AIM OF THE TASK: Any pictures in the records below should be skipped; write out everything else exactly.

╭─ SUPPLIED ENTRIES

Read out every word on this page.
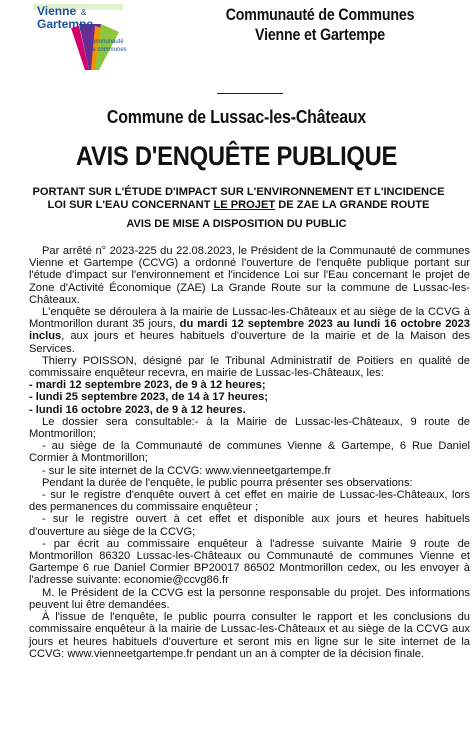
Vienne &
Gartempe
communauté
de communes
Communauté de Communes
Vienne et Gartempe
Commune de Lussac-les-Châteaux
AVIS D'ENQUÊTE PUBLIQUE
PORTANT SUR L'ÉTUDE D'IMPACT SUR L'ENVIRONNEMENT ET L'INCIDENCE
LOI SUR L'EAU CONCERNANT LE PROJET DE ZAE LA GRANDE ROUTE
AVIS DE MISE A DISPOSITION DU PUBLIC

Par arrêté n° 2023-225 du 22.08.2023, le Président de la Communauté de communes Vienne et Gartempe (CCVG) a ordonné l'ouverture de l'enquête publique portant sur l'étude d'impact sur l'environnement et l'incidence Loi sur l'Eau concernant le projet de Zone d'Activité Économique (ZAE) La Grande Route sur la commune de Lussac-les-Châteaux.

L'enquête se déroulera à la mairie de Lussac-les-Châteaux et au siège de la CCVG à Montmorillon durant 35 jours, du mardi 12 septembre 2023 au lundi 16 octobre 2023 inclus, aux jours et heures habituels d'ouverture de la mairie et de la Maison des Services.

Thierry POISSON, désigné par le Tribunal Administratif de Poitiers en qualité de commissaire enquêteur recevra, en mairie de Lussac-les-Châteaux, les:

- mardi 12 septembre 2023, de 9 à 12 heures;

- lundi 25 septembre 2023, de 14 à 17 heures;

- lundi 16 octobre 2023, de 9 à 12 heures.

Le dossier sera consultable:- à la Mairie de Lussac-les-Châteaux, 9 route de Montmorillon;

- au siège de la Communauté de communes Vienne & Gartempe, 6 Rue Daniel Cormier à Montmorillon;

- sur le site internet de la CCVG: www.vienneetgartempe.fr

Pendant la durée de l'enquête, le public pourra présenter ses observations:

- sur le registre d'enquête ouvert à cet effet en mairie de Lussac-les-Châteaux, lors des permanences du commissaire enquêteur ;

- sur le registre ouvert à cet effet et disponible aux jours et heures habituels d'ouverture au siège de la CCVG;

- par écrit au commissaire enquêteur à l'adresse suivante Mairie 9 route de Montmorillon 86320 Lussac-les-Châteaux ou Communauté de communes Vienne et Gartempe 6 rue Daniel Cormier BP20017 86502 Montmorillon cedex, ou les envoyer à l'adresse suivante: economie@ccvg86.fr

M. le Président de la CCVG est la personne responsable du projet. Des informations peuvent lui être demandées.

À l'issue de l'enquête, le public pourra consulter le rapport et les conclusions du commissaire enquêteur à la mairie de Lussac-les-Châteaux et au siège de la CCVG aux jours et heures habituels d'ouverture et seront mis en ligne sur le site internet de la CCVG: www.vienneetgartempe.fr pendant un an à compter de la décision finale.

╰─

REPLY TO THE EXERCISE:
Read out every word on this page.
Vienne &
Gartempe
communauté
de communes
Communauté de Communes
Vienne et Gartempe
Commune de Lussac-les-Châteaux
AVIS D'ENQUÊTE PUBLIQUE
PORTANT SUR L'ÉTUDE D'IMPACT SUR L'ENVIRONNEMENT ET L'INCIDENCE
LOI SUR L'EAU CONCERNANT LE PROJET DE ZAE LA GRANDE ROUTE
AVIS DE MISE A DISPOSITION DU PUBLIC

Par arrêté n° 2023-225 du 22.08.2023, le Président de la Communauté de communes Vienne et Gartempe (CCVG) a ordonné l'ouverture de l'enquête publique portant sur l'étude d'impact sur l'environnement et l'incidence Loi sur l'Eau concernant le projet de Zone d'Activité Économique (ZAE) La Grande Route sur la commune de Lussac-les-Châteaux.

L'enquête se déroulera à la mairie de Lussac-les-Châteaux et au siège de la CCVG à Montmorillon durant 35 jours, du mardi 12 septembre 2023 au lundi 16 octobre 2023 inclus, aux jours et heures habituels d'ouverture de la mairie et de la Maison des Services.

Thierry POISSON, désigné par le Tribunal Administratif de Poitiers en qualité de commissaire enquêteur recevra, en mairie de Lussac-les-Châteaux, les:

- mardi 12 septembre 2023, de 9 à 12 heures;

- lundi 25 septembre 2023, de 14 à 17 heures;

- lundi 16 octobre 2023, de 9 à 12 heures.

Le dossier sera consultable:- à la Mairie de Lussac-les-Châteaux, 9 route de Montmorillon;

- au siège de la Communauté de communes Vienne & Gartempe, 6 Rue Daniel Cormier à Montmorillon;

- sur le site internet de la CCVG: www.vienneetgartempe.fr

Pendant la durée de l'enquête, le public pourra présenter ses observations:

- sur le registre d'enquête ouvert à cet effet en mairie de Lussac-les-Châteaux, lors des permanences du commissaire enquêteur ;

- sur le registre ouvert à cet effet et disponible aux jours et heures habituels d'ouverture au siège de la CCVG;

- par écrit au commissaire enquêteur à l'adresse suivante Mairie 9 route de Montmorillon 86320 Lussac-les-Châteaux ou Communauté de communes Vienne et Gartempe 6 rue Daniel Cormier BP20017 86502 Montmorillon cedex, ou les envoyer à l'adresse suivante: economie@ccvg86.fr

M. le Président de la CCVG est la personne responsable du projet. Des informations peuvent lui être demandées.

À l'issue de l'enquête, le public pourra consulter le rapport et les conclusions du commissaire enquêteur à la mairie de Lussac-les-Châteaux et au siège de la CCVG aux jours et heures habituels d'ouverture et seront mis en ligne sur le site internet de la CCVG: www.vienneetgartempe.fr pendant un an à compter de la décision finale.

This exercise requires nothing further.